TASK DETAILS -> Copy everything in the data below exactly except the pictures.

## BEGIN EXERCISE INPUTS

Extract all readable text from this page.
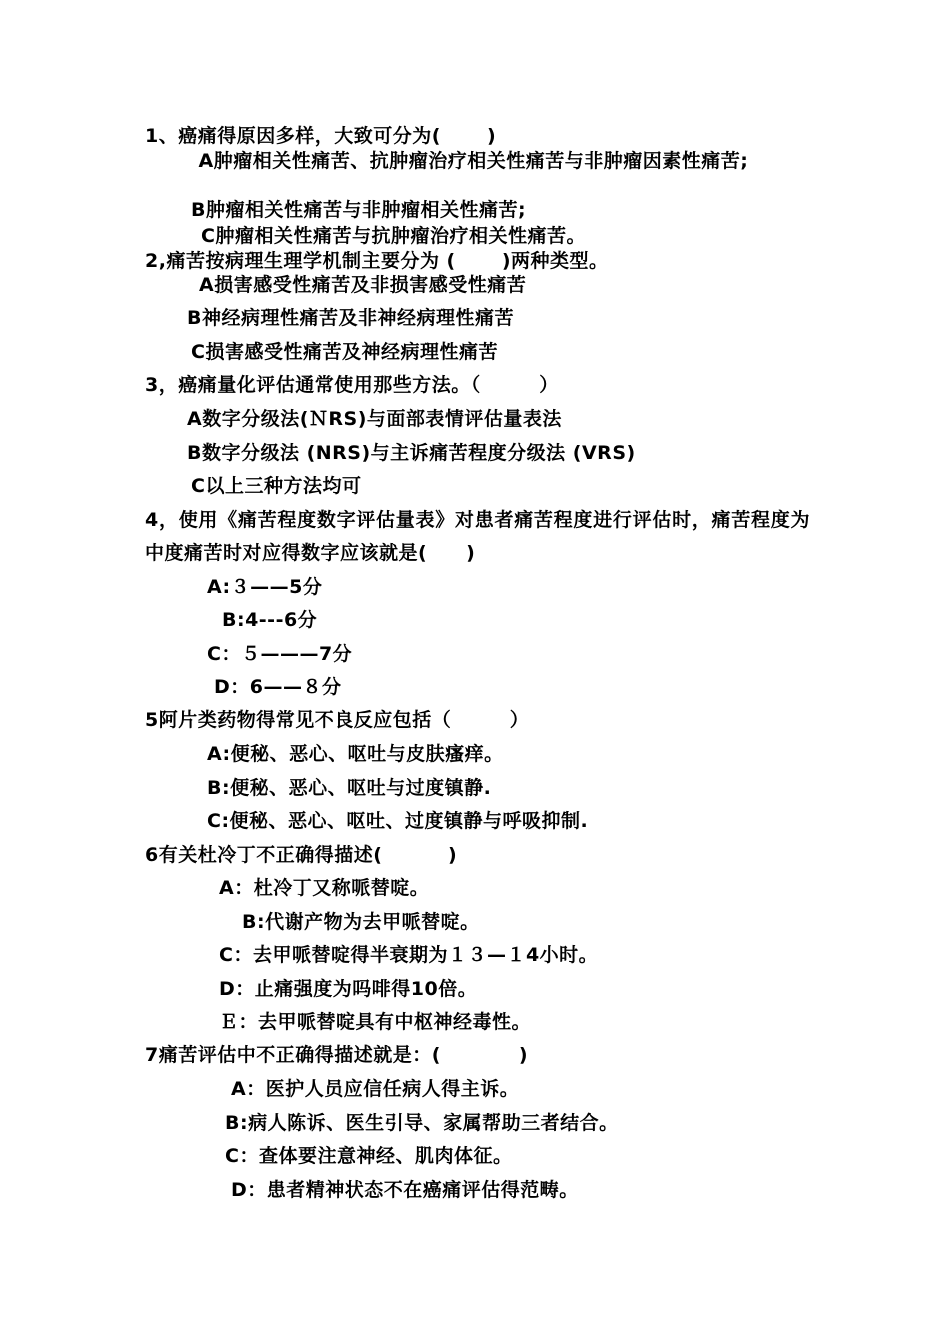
1、癌痛得原因多样，大致可分为(　　 )
　A肿瘤相关性痛苦、抗肿瘤治疗相关性痛苦与非肿瘤因素性痛苦;
Β肿瘤相关性痛苦与非肿瘤相关性痛苦;
C肿瘤相关性痛苦与抗肿瘤治疗相关性痛苦。
2,痛苦按病理生理学机制主要分为 (　　 )两种类型。
A损害感受性痛苦及非损害感受性痛苦
B神经病理性痛苦及非神经病理性痛苦
C损害感受性痛苦及神经病理性痛苦
3，癌痛量化评估通常使用那些方法。（　　　）
A数字分级法(ＮRS)与面部表情评估量表法
B数字分级法 (NRS)与主诉痛苦程度分级法 (VRS)
C以上三种方法均可
4，使用《痛苦程度数字评估量表》对患者痛苦程度进行评估时，痛苦程度为中度痛苦时对应得数字应该就是(　　)
A:３——5分
Β:4---6分
C：５———7分
D：6——８分
5阿片类药物得常见不良反应包括（　　　）
A:便秘、恶心、呕吐与皮肤瘙痒。
B:便秘、恶心、呕吐与过度镇静.
C:便秘、恶心、呕吐、过度镇静与呼吸抑制.
6有关杜冷丁不正确得描述(　　　 )
A：杜冷丁又称哌替啶。
B:代谢产物为去甲哌替啶。
C：去甲哌替啶得半衰期为１３—１4小时。
D：止痛强度为吗啡得10倍。
Ｅ：去甲哌替啶具有中枢神经毒性。
7痛苦评估中不正确得描述就是：(　　　　)
A：医护人员应信任病人得主诉。
Β:病人陈诉、医生引导、家属帮助三者结合。
C：查体要注意神经、肌肉体征。
D：患者精神状态不在癌痛评估得范畴。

## END EXERCISE INPUTS

SOLUTION TO THIS TASK ->
Extract all readable text from this page.
1、癌痛得原因多样，大致可分为(　　 )
　A肿瘤相关性痛苦、抗肿瘤治疗相关性痛苦与非肿瘤因素性痛苦;
Β肿瘤相关性痛苦与非肿瘤相关性痛苦;
C肿瘤相关性痛苦与抗肿瘤治疗相关性痛苦。
2,痛苦按病理生理学机制主要分为 (　　 )两种类型。
A损害感受性痛苦及非损害感受性痛苦
B神经病理性痛苦及非神经病理性痛苦
C损害感受性痛苦及神经病理性痛苦
3，癌痛量化评估通常使用那些方法。（　　　）
A数字分级法(ＮRS)与面部表情评估量表法
B数字分级法 (NRS)与主诉痛苦程度分级法 (VRS)
C以上三种方法均可
4，使用《痛苦程度数字评估量表》对患者痛苦程度进行评估时，痛苦程度为中度痛苦时对应得数字应该就是(　　)
A:３——5分
Β:4---6分
C：５———7分
D：6——８分
5阿片类药物得常见不良反应包括（　　　）
A:便秘、恶心、呕吐与皮肤瘙痒。
B:便秘、恶心、呕吐与过度镇静.
C:便秘、恶心、呕吐、过度镇静与呼吸抑制.
6有关杜冷丁不正确得描述(　　　 )
A：杜冷丁又称哌替啶。
B:代谢产物为去甲哌替啶。
C：去甲哌替啶得半衰期为１３—１4小时。
D：止痛强度为吗啡得10倍。
Ｅ：去甲哌替啶具有中枢神经毒性。
7痛苦评估中不正确得描述就是：(　　　　)
A：医护人员应信任病人得主诉。
Β:病人陈诉、医生引导、家属帮助三者结合。
C：查体要注意神经、肌肉体征。
D：患者精神状态不在癌痛评估得范畴。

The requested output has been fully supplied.